_What to produce_.
Please pull out every line that includes the string "Enter".

==== Dataset excerpts

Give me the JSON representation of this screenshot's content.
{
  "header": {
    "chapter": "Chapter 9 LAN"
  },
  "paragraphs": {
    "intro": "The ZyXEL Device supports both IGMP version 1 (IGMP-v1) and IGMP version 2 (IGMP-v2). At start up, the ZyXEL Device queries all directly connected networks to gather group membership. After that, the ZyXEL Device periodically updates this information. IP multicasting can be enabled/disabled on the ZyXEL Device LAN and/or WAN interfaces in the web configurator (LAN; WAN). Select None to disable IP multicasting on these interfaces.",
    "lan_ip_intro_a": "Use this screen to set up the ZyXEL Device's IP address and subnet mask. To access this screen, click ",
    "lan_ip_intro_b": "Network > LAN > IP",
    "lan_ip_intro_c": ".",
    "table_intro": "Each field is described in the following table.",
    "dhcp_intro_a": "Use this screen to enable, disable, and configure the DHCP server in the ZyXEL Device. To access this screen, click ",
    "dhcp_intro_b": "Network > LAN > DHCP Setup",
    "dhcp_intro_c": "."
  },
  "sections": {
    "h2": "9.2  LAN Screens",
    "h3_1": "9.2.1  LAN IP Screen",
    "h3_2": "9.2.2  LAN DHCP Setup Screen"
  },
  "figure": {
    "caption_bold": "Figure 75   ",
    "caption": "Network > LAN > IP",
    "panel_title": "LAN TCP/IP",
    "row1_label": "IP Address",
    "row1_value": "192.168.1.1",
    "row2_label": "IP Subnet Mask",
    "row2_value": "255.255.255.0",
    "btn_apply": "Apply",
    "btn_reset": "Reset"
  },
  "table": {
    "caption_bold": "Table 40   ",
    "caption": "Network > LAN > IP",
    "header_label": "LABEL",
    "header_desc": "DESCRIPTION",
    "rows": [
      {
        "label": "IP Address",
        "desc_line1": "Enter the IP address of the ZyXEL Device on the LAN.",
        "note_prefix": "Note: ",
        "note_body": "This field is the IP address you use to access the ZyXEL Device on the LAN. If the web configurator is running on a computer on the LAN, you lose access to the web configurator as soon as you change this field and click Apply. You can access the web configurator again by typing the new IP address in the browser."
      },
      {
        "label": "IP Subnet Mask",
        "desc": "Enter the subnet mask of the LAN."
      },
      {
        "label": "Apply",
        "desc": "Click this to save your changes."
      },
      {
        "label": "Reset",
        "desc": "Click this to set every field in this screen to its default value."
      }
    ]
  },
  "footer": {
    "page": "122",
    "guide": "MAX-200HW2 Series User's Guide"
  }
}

========

_Complete output_.
        "desc_line1": "Enter the IP address of the ZyXEL Device on the LAN.",
        "desc": "Enter the subnet mask of the LAN."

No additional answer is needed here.